TASK DETAILS: Return every entry exactly.

[Figure dataset records]
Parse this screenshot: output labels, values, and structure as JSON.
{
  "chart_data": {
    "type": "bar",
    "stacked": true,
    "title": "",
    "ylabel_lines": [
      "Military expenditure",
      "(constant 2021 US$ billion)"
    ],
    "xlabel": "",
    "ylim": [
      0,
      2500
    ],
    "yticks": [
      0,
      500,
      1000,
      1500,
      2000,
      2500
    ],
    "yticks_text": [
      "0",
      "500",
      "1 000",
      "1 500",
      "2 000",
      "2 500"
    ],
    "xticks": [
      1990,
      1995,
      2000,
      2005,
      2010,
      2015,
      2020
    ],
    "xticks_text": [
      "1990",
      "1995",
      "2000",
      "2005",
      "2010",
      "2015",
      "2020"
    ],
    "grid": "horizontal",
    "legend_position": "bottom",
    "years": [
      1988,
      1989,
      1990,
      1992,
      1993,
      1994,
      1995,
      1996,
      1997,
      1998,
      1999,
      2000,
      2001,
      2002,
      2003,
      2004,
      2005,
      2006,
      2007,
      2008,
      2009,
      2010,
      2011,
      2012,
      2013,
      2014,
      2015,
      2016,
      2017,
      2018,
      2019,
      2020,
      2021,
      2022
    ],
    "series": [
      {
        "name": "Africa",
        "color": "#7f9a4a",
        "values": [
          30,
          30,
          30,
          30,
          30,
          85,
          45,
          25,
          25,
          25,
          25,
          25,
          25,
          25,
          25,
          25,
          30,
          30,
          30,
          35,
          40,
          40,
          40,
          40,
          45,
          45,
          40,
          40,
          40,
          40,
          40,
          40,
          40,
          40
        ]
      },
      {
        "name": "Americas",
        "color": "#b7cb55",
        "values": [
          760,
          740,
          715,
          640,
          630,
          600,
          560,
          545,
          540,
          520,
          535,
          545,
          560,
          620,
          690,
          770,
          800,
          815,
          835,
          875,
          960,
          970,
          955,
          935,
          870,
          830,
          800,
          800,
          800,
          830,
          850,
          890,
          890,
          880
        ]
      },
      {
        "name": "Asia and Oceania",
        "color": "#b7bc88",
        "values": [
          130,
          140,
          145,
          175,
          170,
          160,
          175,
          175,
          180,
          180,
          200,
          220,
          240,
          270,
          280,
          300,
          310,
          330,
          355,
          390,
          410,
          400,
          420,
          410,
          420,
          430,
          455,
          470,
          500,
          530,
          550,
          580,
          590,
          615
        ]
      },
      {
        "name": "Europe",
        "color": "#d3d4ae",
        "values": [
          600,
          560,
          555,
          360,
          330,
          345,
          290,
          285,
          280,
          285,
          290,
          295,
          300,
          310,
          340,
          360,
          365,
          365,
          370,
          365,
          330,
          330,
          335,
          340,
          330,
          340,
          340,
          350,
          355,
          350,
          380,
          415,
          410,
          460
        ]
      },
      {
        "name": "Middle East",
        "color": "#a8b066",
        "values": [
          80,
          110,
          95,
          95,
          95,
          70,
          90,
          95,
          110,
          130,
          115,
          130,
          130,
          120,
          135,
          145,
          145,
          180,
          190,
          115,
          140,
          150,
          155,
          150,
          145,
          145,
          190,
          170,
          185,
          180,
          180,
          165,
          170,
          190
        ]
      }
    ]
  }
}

EXERCISE SOLUTION:
Parse this screenshot: output labels, values, and structure as JSON.
{
  "chart_data": {
    "type": "bar",
    "stacked": true,
    "title": "",
    "ylabel_lines": [
      "Military expenditure",
      "(constant 2021 US$ billion)"
    ],
    "xlabel": "",
    "ylim": [
      0,
      2500
    ],
    "yticks": [
      0,
      500,
      1000,
      1500,
      2000,
      2500
    ],
    "yticks_text": [
      "0",
      "500",
      "1 000",
      "1 500",
      "2 000",
      "2 500"
    ],
    "xticks": [
      1990,
      1995,
      2000,
      2005,
      2010,
      2015,
      2020
    ],
    "xticks_text": [
      "1990",
      "1995",
      "2000",
      "2005",
      "2010",
      "2015",
      "2020"
    ],
    "grid": "horizontal",
    "legend_position": "bottom",
    "years": [
      1988,
      1989,
      1990,
      1992,
      1993,
      1994,
      1995,
      1996,
      1997,
      1998,
      1999,
      2000,
      2001,
      2002,
      2003,
      2004,
      2005,
      2006,
      2007,
      2008,
      2009,
      2010,
      2011,
      2012,
      2013,
      2014,
      2015,
      2016,
      2017,
      2018,
      2019,
      2020,
      2021,
      2022
    ],
    "series": [
      {
        "name": "Africa",
        "color": "#7f9a4a",
        "values": [
          30,
          30,
          30,
          30,
          30,
          85,
          45,
          25,
          25,
          25,
          25,
          25,
          25,
          25,
          25,
          25,
          30,
          30,
          30,
          35,
          40,
          40,
          40,
          40,
          45,
          45,
          40,
          40,
          40,
          40,
          40,
          40,
          40,
          40
        ]
      },
      {
        "name": "Americas",
        "color": "#b7cb55",
        "values": [
          760,
          740,
          715,
          640,
          630,
          600,
          560,
          545,
          540,
          520,
          535,
          545,
          560,
          620,
          690,
          770,
          800,
          815,
          835,
          875,
          960,
          970,
          955,
          935,
          870,
          830,
          800,
          800,
          800,
          830,
          850,
          890,
          890,
          880
        ]
      },
      {
        "name": "Asia and Oceania",
        "color": "#b7bc88",
        "values": [
          130,
          140,
          145,
          175,
          170,
          160,
          175,
          175,
          180,
          180,
          200,
          220,
          240,
          270,
          280,
          300,
          310,
          330,
          355,
          390,
          410,
          400,
          420,
          410,
          420,
          430,
          455,
          470,
          500,
          530,
          550,
          580,
          590,
          615
        ]
      },
      {
        "name": "Europe",
        "color": "#d3d4ae",
        "values": [
          600,
          560,
          555,
          360,
          330,
          345,
          290,
          285,
          280,
          285,
          290,
          295,
          300,
          310,
          340,
          360,
          365,
          365,
          370,
          365,
          330,
          330,
          335,
          340,
          330,
          340,
          340,
          350,
          355,
          350,
          380,
          415,
          410,
          460
        ]
      },
      {
        "name": "Middle East",
        "color": "#a8b066",
        "values": [
          80,
          110,
          95,
          95,
          95,
          70,
          90,
          95,
          110,
          130,
          115,
          130,
          130,
          120,
          135,
          145,
          145,
          180,
          190,
          115,
          140,
          150,
          155,
          150,
          145,
          145,
          190,
          170,
          185,
          180,
          180,
          165,
          170,
          190
        ]
      }
    ]
  }
}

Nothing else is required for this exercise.